* Exercise objective *
Reproduce every record below exactly as written, but leave out any pictures.

┌────────

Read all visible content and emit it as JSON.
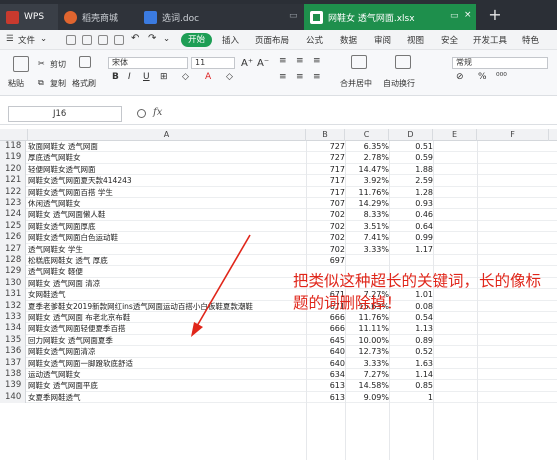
{
  "tabs": [
    {
      "label": "WPS"
    },
    {
      "label": "稻壳商城"
    },
    {
      "label": "选词.doc"
    },
    {
      "label": "网鞋女 透气网面.xlsx"
    }
  ],
  "menu": {
    "file": "文件",
    "start": "开始",
    "items": [
      "插入",
      "页面布局",
      "公式",
      "数据",
      "审阅",
      "视图",
      "安全",
      "开发工具",
      "特色"
    ]
  },
  "ribbon": {
    "paste": "粘贴",
    "cut": "剪切",
    "copy": "复制",
    "format_painter": "格式刷",
    "font_name": "宋体",
    "font_size": "11",
    "merge": "合并居中",
    "wrap": "自动换行",
    "number_format": "常规",
    "increase_font": "A⁺",
    "decrease_font": "A⁻"
  },
  "formula_bar": {
    "cell_ref": "J16",
    "fx": "fx",
    "value": ""
  },
  "columns": [
    "A",
    "B",
    "C",
    "D",
    "E",
    "F"
  ],
  "rows": [
    {
      "n": "118",
      "a": "软面网鞋女 透气网面",
      "b": "727",
      "c": "6.35%",
      "d": "0.51"
    },
    {
      "n": "119",
      "a": "厚底透气网鞋女",
      "b": "727",
      "c": "2.78%",
      "d": "0.59"
    },
    {
      "n": "120",
      "a": "轻便网鞋女透气网面",
      "b": "717",
      "c": "14.47%",
      "d": "1.88"
    },
    {
      "n": "121",
      "a": "网鞋女透气网面夏天款414243",
      "b": "717",
      "c": "3.92%",
      "d": "2.59"
    },
    {
      "n": "122",
      "a": "网鞋女透气网面百搭 学生",
      "b": "717",
      "c": "11.76%",
      "d": "1.28"
    },
    {
      "n": "123",
      "a": "休闲透气网鞋女",
      "b": "707",
      "c": "14.29%",
      "d": "0.93"
    },
    {
      "n": "124",
      "a": "网鞋女 透气网面懒人鞋",
      "b": "702",
      "c": "8.33%",
      "d": "0.46"
    },
    {
      "n": "125",
      "a": "网鞋女透气网面厚底",
      "b": "702",
      "c": "3.51%",
      "d": "0.64"
    },
    {
      "n": "126",
      "a": "网鞋女透气网面白色运动鞋",
      "b": "702",
      "c": "7.41%",
      "d": "0.99"
    },
    {
      "n": "127",
      "a": "透气网鞋女 学生",
      "b": "702",
      "c": "3.33%",
      "d": "1.17"
    },
    {
      "n": "128",
      "a": "松糕底网鞋女 透气 厚底",
      "b": "697",
      "c": "",
      "d": ""
    },
    {
      "n": "129",
      "a": "透气网鞋女 軽便",
      "b": "",
      "c": "",
      "d": ""
    },
    {
      "n": "130",
      "a": "网鞋女 透气网面 清凉",
      "b": "",
      "c": "",
      "d": ""
    },
    {
      "n": "131",
      "a": "女网鞋透气",
      "b": "671",
      "c": "7.27%",
      "d": "1.01"
    },
    {
      "n": "132",
      "a": "夏季老爹鞋女2019新款网红ins透气网面运动百搭小白板鞋夏款潮鞋",
      "b": "671",
      "c": "15.63%",
      "d": "0.08"
    },
    {
      "n": "133",
      "a": "网鞋女 透气网面 布老北京布鞋",
      "b": "666",
      "c": "11.76%",
      "d": "0.54"
    },
    {
      "n": "134",
      "a": "网鞋女透气网面轻便夏季百搭",
      "b": "666",
      "c": "11.11%",
      "d": "1.13"
    },
    {
      "n": "135",
      "a": "回力网鞋女 透气网面夏季",
      "b": "645",
      "c": "10.00%",
      "d": "0.89"
    },
    {
      "n": "136",
      "a": "网鞋女透气网面清凉",
      "b": "640",
      "c": "12.73%",
      "d": "0.52"
    },
    {
      "n": "137",
      "a": "网鞋女透气网面一脚蹬软底舒适",
      "b": "640",
      "c": "3.33%",
      "d": "1.63"
    },
    {
      "n": "138",
      "a": "运动透气网鞋女",
      "b": "634",
      "c": "7.27%",
      "d": "1.14"
    },
    {
      "n": "139",
      "a": "网鞋女 透气网面平底",
      "b": "613",
      "c": "14.58%",
      "d": "0.85"
    },
    {
      "n": "140",
      "a": "女夏季网鞋透气",
      "b": "613",
      "c": "9.09%",
      "d": "1"
    }
  ],
  "annotation": "把类似这种超长的关键词，长的像标题的词删除掉！",
  "colors": {
    "tabbar": "#2b2f36",
    "active_tab": "#1e8f4c",
    "start_button": "#1e9e55",
    "annotation": "#e0261a"
  }
}
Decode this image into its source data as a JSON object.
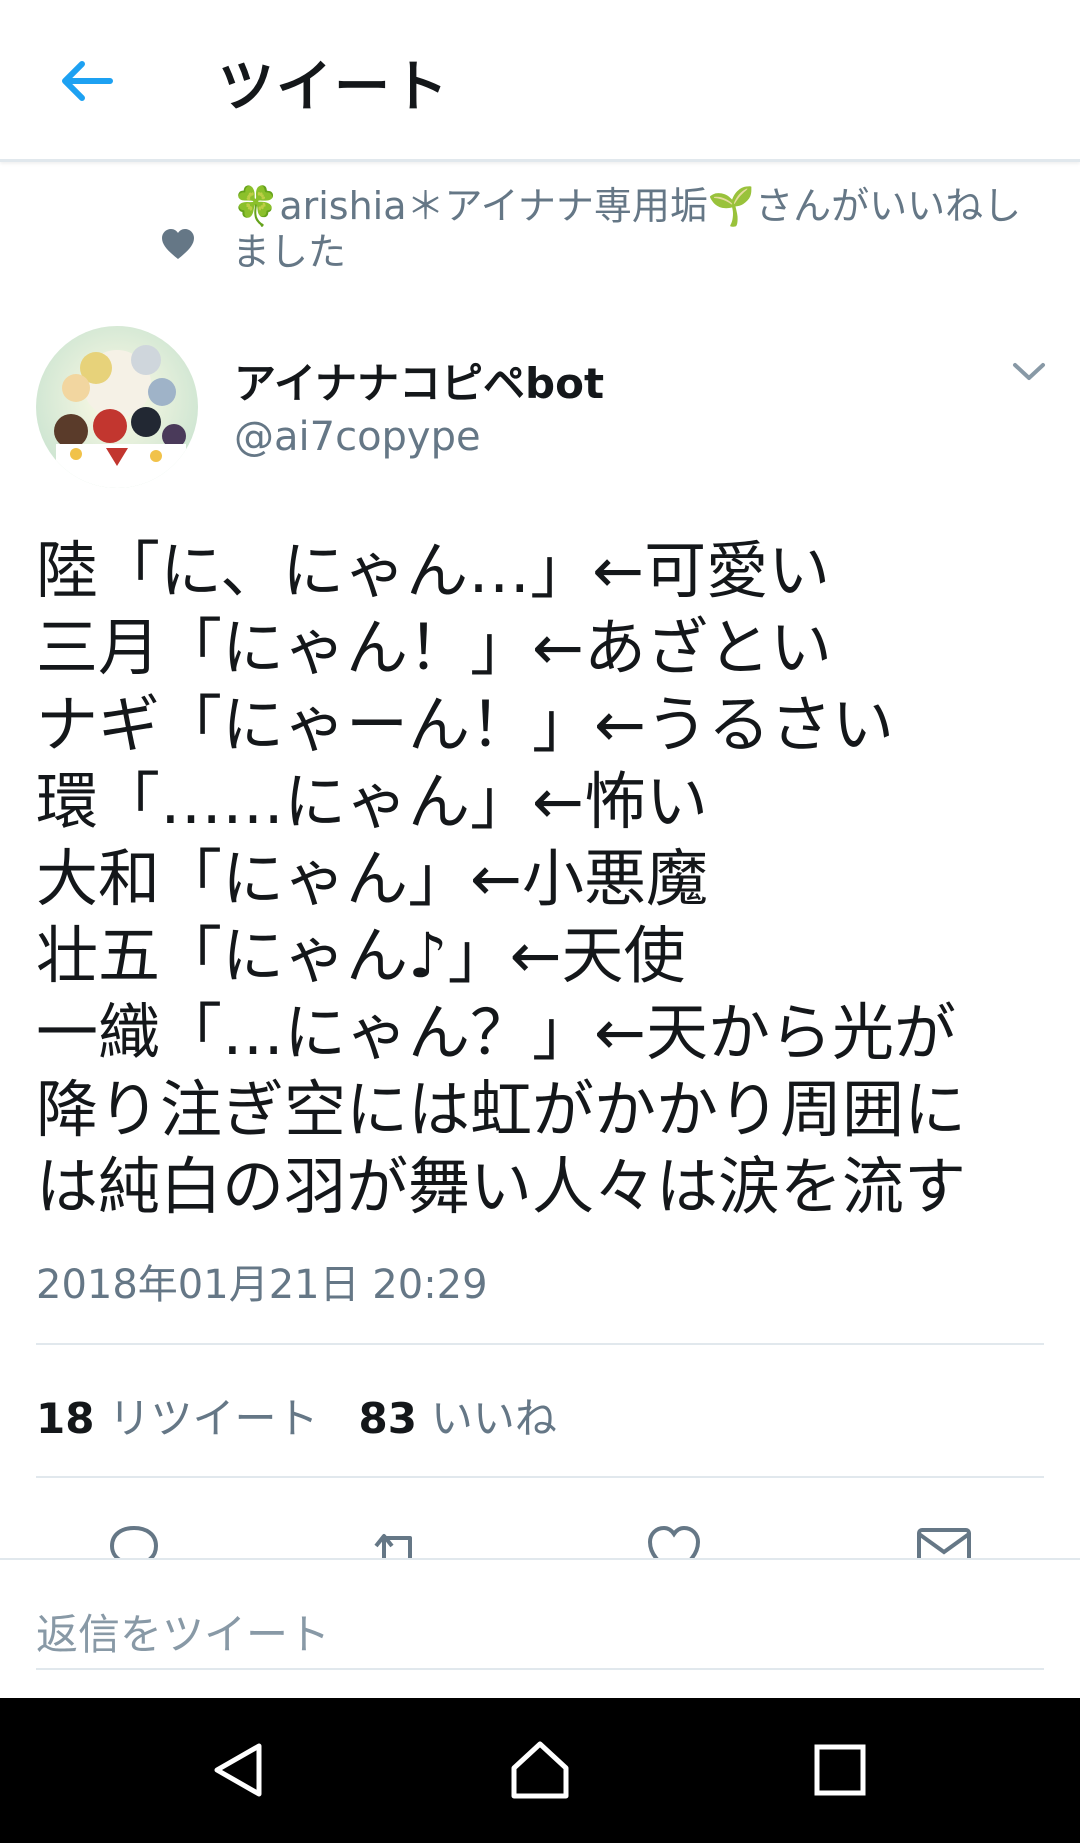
{
  "app_bar": {
    "title": "ツイート"
  },
  "social_context": {
    "text": "🍀arishia＊アイナナ専用垢🌱さんがいいねしました"
  },
  "author": {
    "name": "アイナナコピペbot",
    "handle": "@ai7copype"
  },
  "tweet": {
    "lines": [
      "陸「に、にゃん…」←可愛い",
      "三月「にゃん！」←あざとい",
      "ナギ「にゃーん！」←うるさい",
      "環「……にゃん」←怖い",
      "大和「にゃん」←小悪魔",
      "壮五「にゃん♪」←天使",
      "一織「…にゃん？」←天から光が",
      "降り注ぎ空には虹がかかり周囲に",
      "は純白の羽が舞い人々は涙を流す"
    ],
    "timestamp": "2018年01月21日 20:29"
  },
  "stats": {
    "retweets_count": "18",
    "retweets_label": "リツイート",
    "likes_count": "83",
    "likes_label": "いいね"
  },
  "composer": {
    "placeholder": "返信をツイート"
  },
  "colors": {
    "accent": "#1da1f2",
    "secondary_text": "#657786",
    "divider": "#e1e8ed"
  }
}
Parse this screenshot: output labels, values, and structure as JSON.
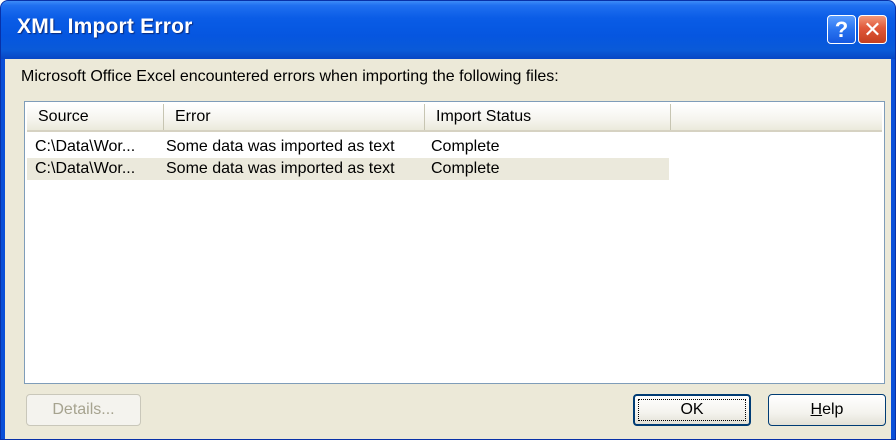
{
  "window": {
    "title": "XML Import Error",
    "help_glyph": "?",
    "close_glyph": "✕"
  },
  "message": "Microsoft Office Excel encountered errors when importing the following files:",
  "table": {
    "columns": [
      "Source",
      "Error",
      "Import Status",
      ""
    ],
    "rows": [
      {
        "source": "C:\\Data\\Wor...",
        "error": "Some data was imported as text",
        "status": "Complete"
      },
      {
        "source": "C:\\Data\\Wor...",
        "error": "Some data was imported as text",
        "status": "Complete"
      }
    ],
    "selected_row": 1
  },
  "buttons": {
    "details": "Details...",
    "ok": "OK",
    "help_first": "H",
    "help_rest": "elp"
  },
  "colors": {
    "titlebar": "#0556e0",
    "dialog_bg": "#ece9d8",
    "selection": "#ebe9dc",
    "close_button": "#e0583a"
  }
}
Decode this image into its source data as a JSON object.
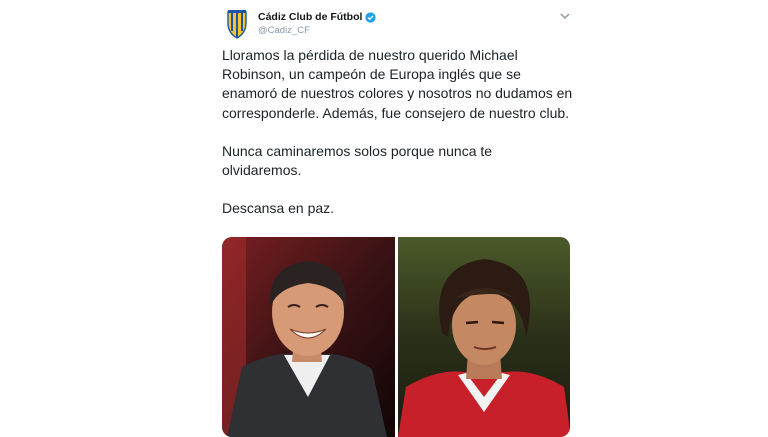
{
  "author": {
    "name": "Cádiz Club de Fútbol",
    "handle": "@Cadiz_CF",
    "verified": true,
    "avatar_icon": "club-crest-icon",
    "crest_colors": [
      "#f4c430",
      "#1d55a5"
    ]
  },
  "tweet": {
    "paragraphs": [
      "Lloramos la pérdida de nuestro querido Michael Robinson, un campeón de Europa inglés que se enamoró de nuestros colores y nosotros no dudamos en corresponderle. Además, fue consejero de nuestro club.",
      "Nunca caminaremos solos porque nunca te olvidaremos.",
      "Descansa en paz."
    ]
  },
  "media": {
    "images": [
      {
        "name": "photo-man-suit",
        "background": "#5a1a1c"
      },
      {
        "name": "photo-player-red-kit",
        "background": "#2f3b1e"
      }
    ]
  },
  "colors": {
    "text": "#1c2226",
    "secondary": "#8899a6",
    "verified": "#1da1f2"
  }
}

└────────

* Task answer *
Read all visible content and emit it as JSON.
{
  "tabs": [
    {
      "label": "WPS"
    },
    {
      "label": "稻壳商城"
    },
    {
      "label": "选词.doc"
    },
    {
      "label": "网鞋女 透气网面.xlsx"
    }
  ],
  "menu": {
    "file": "文件",
    "start": "开始",
    "items": [
      "插入",
      "页面布局",
      "公式",
      "数据",
      "审阅",
      "视图",
      "安全",
      "开发工具",
      "特色"
    ]
  },
  "ribbon": {
    "paste": "粘贴",
    "cut": "剪切",
    "copy": "复制",
    "format_painter": "格式刷",
    "font_name": "宋体",
    "font_size": "11",
    "merge": "合并居中",
    "wrap": "自动换行",
    "number_format": "常规",
    "increase_font": "A⁺",
    "decrease_font": "A⁻"
  },
  "formula_bar": {
    "cell_ref": "J16",
    "fx": "fx",
    "value": ""
  },
  "columns": [
    "A",
    "B",
    "C",
    "D",
    "E",
    "F"
  ],
  "rows": [
    {
      "n": "118",
      "a": "软面网鞋女 透气网面",
      "b": "727",
      "c": "6.35%",
      "d": "0.51"
    },
    {
      "n": "119",
      "a": "厚底透气网鞋女",
      "b": "727",
      "c": "2.78%",
      "d": "0.59"
    },
    {
      "n": "120",
      "a": "轻便网鞋女透气网面",
      "b": "717",
      "c": "14.47%",
      "d": "1.88"
    },
    {
      "n": "121",
      "a": "网鞋女透气网面夏天款414243",
      "b": "717",
      "c": "3.92%",
      "d": "2.59"
    },
    {
      "n": "122",
      "a": "网鞋女透气网面百搭 学生",
      "b": "717",
      "c": "11.76%",
      "d": "1.28"
    },
    {
      "n": "123",
      "a": "休闲透气网鞋女",
      "b": "707",
      "c": "14.29%",
      "d": "0.93"
    },
    {
      "n": "124",
      "a": "网鞋女 透气网面懒人鞋",
      "b": "702",
      "c": "8.33%",
      "d": "0.46"
    },
    {
      "n": "125",
      "a": "网鞋女透气网面厚底",
      "b": "702",
      "c": "3.51%",
      "d": "0.64"
    },
    {
      "n": "126",
      "a": "网鞋女透气网面白色运动鞋",
      "b": "702",
      "c": "7.41%",
      "d": "0.99"
    },
    {
      "n": "127",
      "a": "透气网鞋女 学生",
      "b": "702",
      "c": "3.33%",
      "d": "1.17"
    },
    {
      "n": "128",
      "a": "松糕底网鞋女 透气 厚底",
      "b": "697",
      "c": "",
      "d": ""
    },
    {
      "n": "129",
      "a": "透气网鞋女 軽便",
      "b": "",
      "c": "",
      "d": ""
    },
    {
      "n": "130",
      "a": "网鞋女 透气网面 清凉",
      "b": "",
      "c": "",
      "d": ""
    },
    {
      "n": "131",
      "a": "女网鞋透气",
      "b": "671",
      "c": "7.27%",
      "d": "1.01"
    },
    {
      "n": "132",
      "a": "夏季老爹鞋女2019新款网红ins透气网面运动百搭小白板鞋夏款潮鞋",
      "b": "671",
      "c": "15.63%",
      "d": "0.08"
    },
    {
      "n": "133",
      "a": "网鞋女 透气网面 布老北京布鞋",
      "b": "666",
      "c": "11.76%",
      "d": "0.54"
    },
    {
      "n": "134",
      "a": "网鞋女透气网面轻便夏季百搭",
      "b": "666",
      "c": "11.11%",
      "d": "1.13"
    },
    {
      "n": "135",
      "a": "回力网鞋女 透气网面夏季",
      "b": "645",
      "c": "10.00%",
      "d": "0.89"
    },
    {
      "n": "136",
      "a": "网鞋女透气网面清凉",
      "b": "640",
      "c": "12.73%",
      "d": "0.52"
    },
    {
      "n": "137",
      "a": "网鞋女透气网面一脚蹬软底舒适",
      "b": "640",
      "c": "3.33%",
      "d": "1.63"
    },
    {
      "n": "138",
      "a": "运动透气网鞋女",
      "b": "634",
      "c": "7.27%",
      "d": "1.14"
    },
    {
      "n": "139",
      "a": "网鞋女 透气网面平底",
      "b": "613",
      "c": "14.58%",
      "d": "0.85"
    },
    {
      "n": "140",
      "a": "女夏季网鞋透气",
      "b": "613",
      "c": "9.09%",
      "d": "1"
    }
  ],
  "annotation": "把类似这种超长的关键词，长的像标题的词删除掉！",
  "colors": {
    "tabbar": "#2b2f36",
    "active_tab": "#1e8f4c",
    "start_button": "#1e9e55",
    "annotation": "#e0261a"
  }
}
Decode this image into its source data as a JSON object.
{
  "app_bar": {
    "title": "ツイート"
  },
  "social_context": {
    "text": "🍀arishia＊アイナナ専用垢🌱さんがいいねしました"
  },
  "author": {
    "name": "アイナナコピペbot",
    "handle": "@ai7copype"
  },
  "tweet": {
    "lines": [
      "陸「に、にゃん…」←可愛い",
      "三月「にゃん！」←あざとい",
      "ナギ「にゃーん！」←うるさい",
      "環「……にゃん」←怖い",
      "大和「にゃん」←小悪魔",
      "壮五「にゃん♪」←天使",
      "一織「…にゃん？」←天から光が",
      "降り注ぎ空には虹がかかり周囲に",
      "は純白の羽が舞い人々は涙を流す"
    ],
    "timestamp": "2018年01月21日 20:29"
  },
  "stats": {
    "retweets_count": "18",
    "retweets_label": "リツイート",
    "likes_count": "83",
    "likes_label": "いいね"
  },
  "composer": {
    "placeholder": "返信をツイート"
  },
  "colors": {
    "accent": "#1da1f2",
    "secondary_text": "#657786",
    "divider": "#e1e8ed"
  }
}
Parse this screenshot: output labels, values, and structure as JSON.
{
  "window": {
    "title": "XML Import Error",
    "help_glyph": "?",
    "close_glyph": "✕"
  },
  "message": "Microsoft Office Excel encountered errors when importing the following files:",
  "table": {
    "columns": [
      "Source",
      "Error",
      "Import Status",
      ""
    ],
    "rows": [
      {
        "source": "C:\\Data\\Wor...",
        "error": "Some data was imported as text",
        "status": "Complete"
      },
      {
        "source": "C:\\Data\\Wor...",
        "error": "Some data was imported as text",
        "status": "Complete"
      }
    ],
    "selected_row": 1
  },
  "buttons": {
    "details": "Details...",
    "ok": "OK",
    "help_first": "H",
    "help_rest": "elp"
  },
  "colors": {
    "titlebar": "#0556e0",
    "dialog_bg": "#ece9d8",
    "selection": "#ebe9dc",
    "close_button": "#e0583a"
  }
}
Decode this image into its source data as a JSON object.
{
  "author": {
    "name": "Cádiz Club de Fútbol",
    "handle": "@Cadiz_CF",
    "verified": true,
    "avatar_icon": "club-crest-icon",
    "crest_colors": [
      "#f4c430",
      "#1d55a5"
    ]
  },
  "tweet": {
    "paragraphs": [
      "Lloramos la pérdida de nuestro querido Michael Robinson, un campeón de Europa inglés que se enamoró de nuestros colores y nosotros no dudamos en corresponderle. Además, fue consejero de nuestro club.",
      "Nunca caminaremos solos porque nunca te olvidaremos.",
      "Descansa en paz."
    ]
  },
  "media": {
    "images": [
      {
        "name": "photo-man-suit",
        "background": "#5a1a1c"
      },
      {
        "name": "photo-player-red-kit",
        "background": "#2f3b1e"
      }
    ]
  },
  "colors": {
    "text": "#1c2226",
    "secondary": "#8899a6",
    "verified": "#1da1f2"
  }
}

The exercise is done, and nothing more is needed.